■ WORK REQUIRED
Can you transcribe every line exactly and leave the pictures behind?

** Begin ENTRIES PROVIDED **

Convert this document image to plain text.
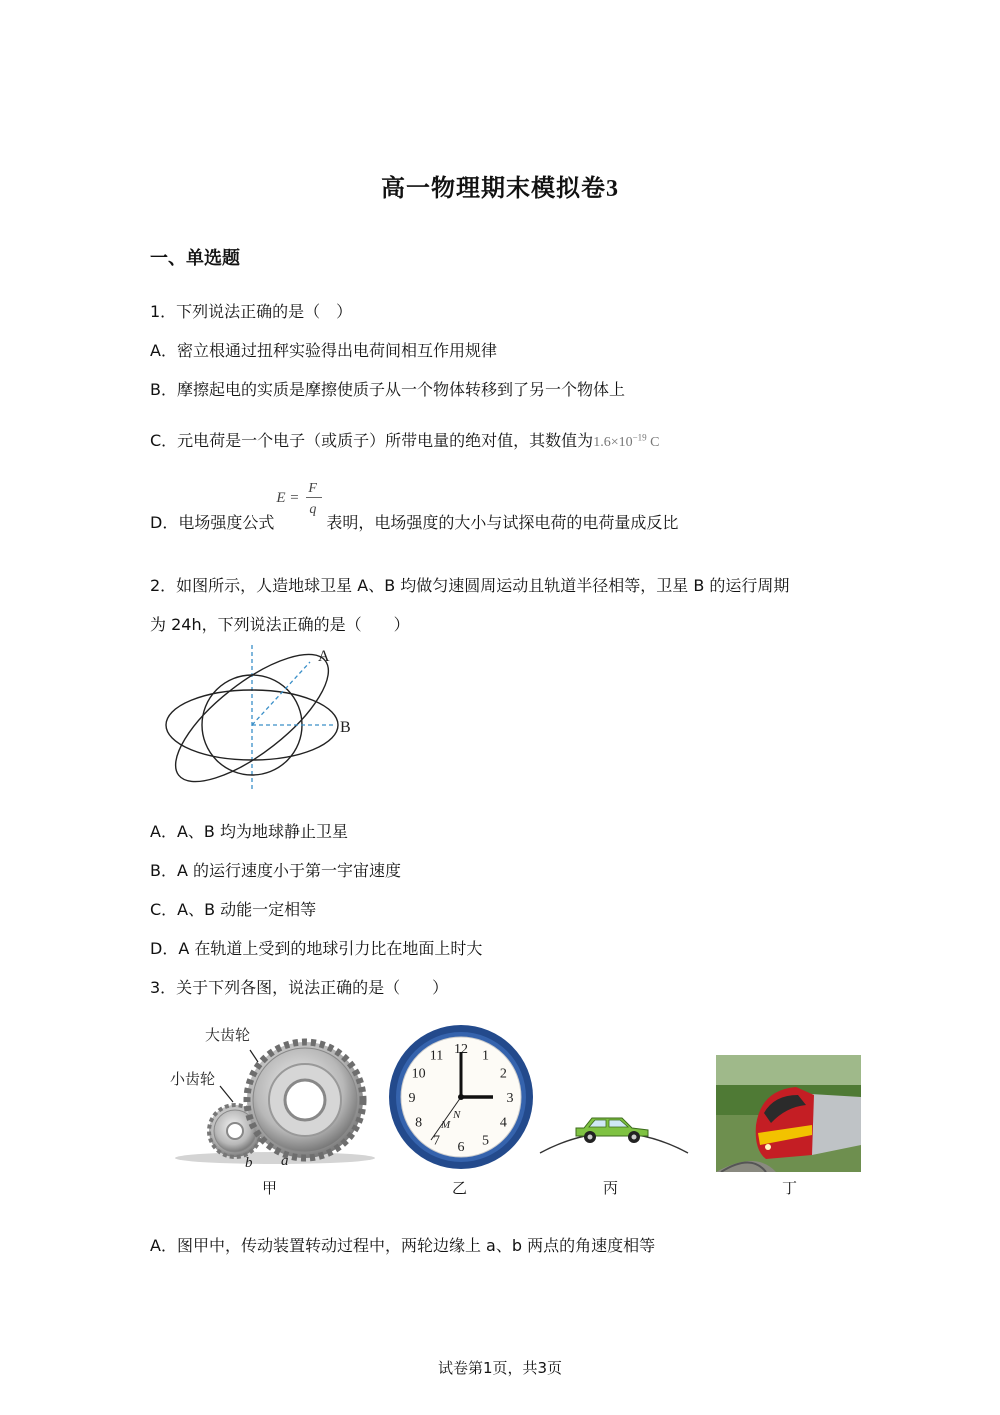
高一物理期末模拟卷3
一、单选题
1．下列说法正确的是（　）
A．密立根通过扭秤实验得出电荷间相互作用规律
B．摩擦起电的实质是摩擦使质子从一个物体转移到了另一个物体上
C．元电荷是一个电子（或质子）所带电量的绝对值，其数值为$1.6\times 10^{-19}$ C
D．电场强度公式
E =
F
q
表明，电场强度的大小与试探电荷的电荷量成反比
2．如图所示，人造地球卫星 A、B 均做匀速圆周运动且轨道半径相等，卫星 B 的运行周期
为 24h，下列说法正确的是（　　）
A
B
A．A、B 均为地球静止卫星
B．A 的运行速度小于第一宇宙速度
C．A、B 动能一定相等
D．A 在轨道上受到的地球引力比在地面上时大
3．关于下列各图，说法正确的是（　　）
大齿轮
小齿轮
b a
12 1
2
3
4
5
6
7
8
9
10
11
N
M
甲	乙	丙	丁
A．图甲中，传动装置转动过程中，两轮边缘上 a、b 两点的角速度相等
试卷第1页，共3页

** End ENTRIES PROVIDED **

■ REPLY
Convert this document image to plain text.
高一物理期末模拟卷3
一、单选题
1．下列说法正确的是（　）
A．密立根通过扭秤实验得出电荷间相互作用规律
B．摩擦起电的实质是摩擦使质子从一个物体转移到了另一个物体上
C．元电荷是一个电子（或质子）所带电量的绝对值，其数值为$1.6\times 10^{-19}$ C
D．电场强度公式
E =
F
q
表明，电场强度的大小与试探电荷的电荷量成反比
2．如图所示，人造地球卫星 A、B 均做匀速圆周运动且轨道半径相等，卫星 B 的运行周期
为 24h，下列说法正确的是（　　）
A
B
A．A、B 均为地球静止卫星
B．A 的运行速度小于第一宇宙速度
C．A、B 动能一定相等
D．A 在轨道上受到的地球引力比在地面上时大
3．关于下列各图，说法正确的是（　　）
大齿轮
小齿轮
b a
12 1
2
3
4
5
6
7
8
9
10
11
N
M
甲	乙	丙	丁
A．图甲中，传动装置转动过程中，两轮边缘上 a、b 两点的角速度相等
试卷第1页，共3页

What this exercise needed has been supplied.